**EXERCISE GOAL**
Copy everything in the listing below word for word, apart from any images.

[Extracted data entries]
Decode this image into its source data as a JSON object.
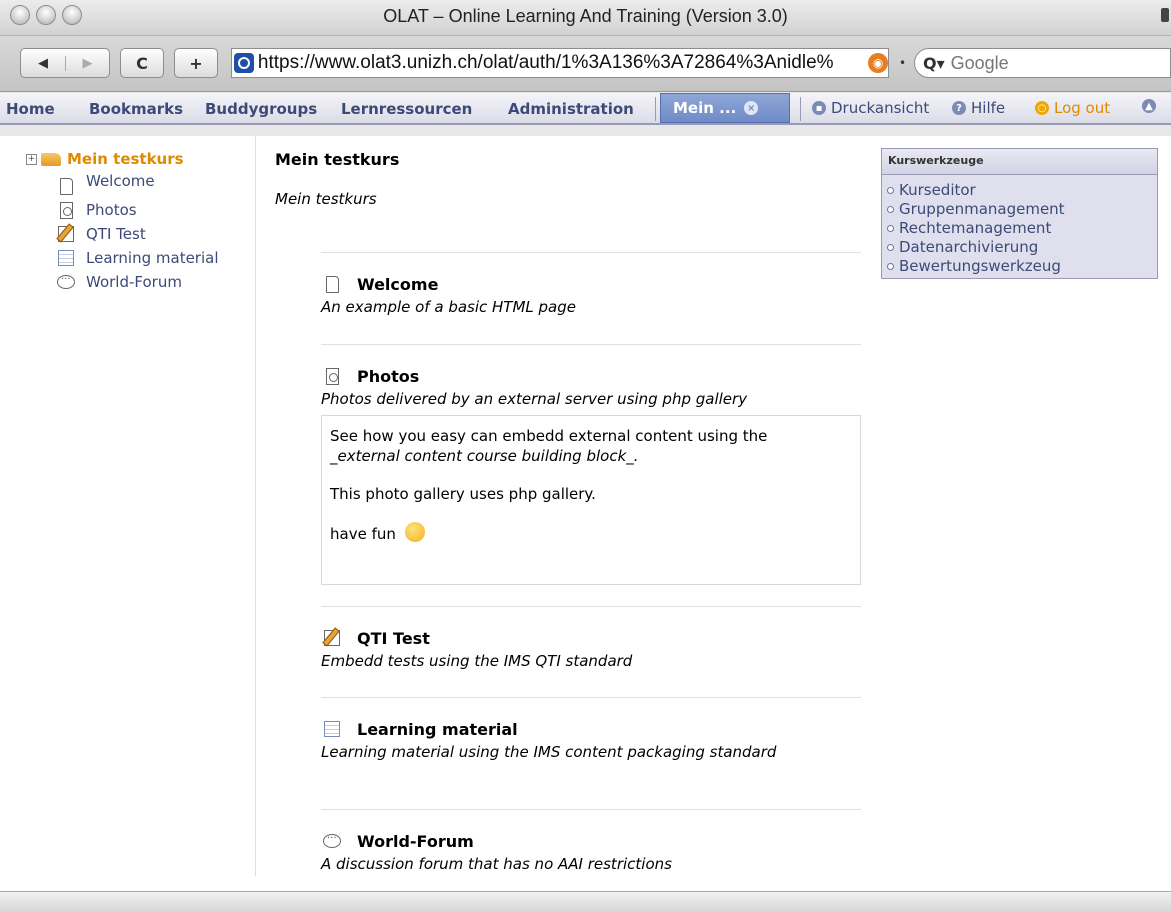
{
  "window": {
    "title": "OLAT – Online Learning And Training (Version 3.0)"
  },
  "browser": {
    "back_icon": "◀",
    "forward_icon": "▶",
    "reload_icon": "C",
    "add_icon": "+",
    "url": "https://www.olat3.unizh.ch/olat/auth/1%3A136%3A72864%3Anidle%",
    "search_placeholder": "Google"
  },
  "nav": {
    "items": [
      "Home",
      "Bookmarks",
      "Buddygroups",
      "Lernressourcen",
      "Administration"
    ],
    "active_tab": "Mein ...",
    "print_label": "Druckansicht",
    "help_label": "Hilfe",
    "logout_label": "Log out"
  },
  "tree": {
    "root": "Mein testkurs",
    "items": [
      "Welcome",
      "Photos",
      "QTI Test",
      "Learning material",
      "World-Forum"
    ]
  },
  "main": {
    "title": "Mein testkurs",
    "subtitle": "Mein testkurs",
    "blocks": [
      {
        "title": "Welcome",
        "desc": "An example of a basic HTML page"
      },
      {
        "title": "Photos",
        "desc": "Photos delivered by an external server using php gallery"
      },
      {
        "title": "QTI Test",
        "desc": "Embedd tests using the IMS QTI standard"
      },
      {
        "title": "Learning material",
        "desc": "Learning material using the IMS content packaging standard"
      },
      {
        "title": "World-Forum",
        "desc": "A discussion forum that has no AAI restrictions"
      }
    ],
    "external": {
      "line1": "See how you easy can embedd external content using the",
      "line2": "_external content course building block_.",
      "line3": "This photo gallery uses php gallery.",
      "line4": "have fun"
    }
  },
  "tools": {
    "header": "Kurswerkzeuge",
    "items": [
      "Kurseditor",
      "Gruppenmanagement",
      "Rechtemanagement",
      "Datenarchivierung",
      "Bewertungswerkzeug"
    ]
  }
}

**FINAL RESULT**
Decode this image into its source data as a JSON object.
{
  "window": {
    "title": "OLAT – Online Learning And Training (Version 3.0)"
  },
  "browser": {
    "back_icon": "◀",
    "forward_icon": "▶",
    "reload_icon": "C",
    "add_icon": "+",
    "url": "https://www.olat3.unizh.ch/olat/auth/1%3A136%3A72864%3Anidle%",
    "search_placeholder": "Google"
  },
  "nav": {
    "items": [
      "Home",
      "Bookmarks",
      "Buddygroups",
      "Lernressourcen",
      "Administration"
    ],
    "active_tab": "Mein ...",
    "print_label": "Druckansicht",
    "help_label": "Hilfe",
    "logout_label": "Log out"
  },
  "tree": {
    "root": "Mein testkurs",
    "items": [
      "Welcome",
      "Photos",
      "QTI Test",
      "Learning material",
      "World-Forum"
    ]
  },
  "main": {
    "title": "Mein testkurs",
    "subtitle": "Mein testkurs",
    "blocks": [
      {
        "title": "Welcome",
        "desc": "An example of a basic HTML page"
      },
      {
        "title": "Photos",
        "desc": "Photos delivered by an external server using php gallery"
      },
      {
        "title": "QTI Test",
        "desc": "Embedd tests using the IMS QTI standard"
      },
      {
        "title": "Learning material",
        "desc": "Learning material using the IMS content packaging standard"
      },
      {
        "title": "World-Forum",
        "desc": "A discussion forum that has no AAI restrictions"
      }
    ],
    "external": {
      "line1": "See how you easy can embedd external content using the",
      "line2": "_external content course building block_.",
      "line3": "This photo gallery uses php gallery.",
      "line4": "have fun"
    }
  },
  "tools": {
    "header": "Kurswerkzeuge",
    "items": [
      "Kurseditor",
      "Gruppenmanagement",
      "Rechtemanagement",
      "Datenarchivierung",
      "Bewertungswerkzeug"
    ]
  }
}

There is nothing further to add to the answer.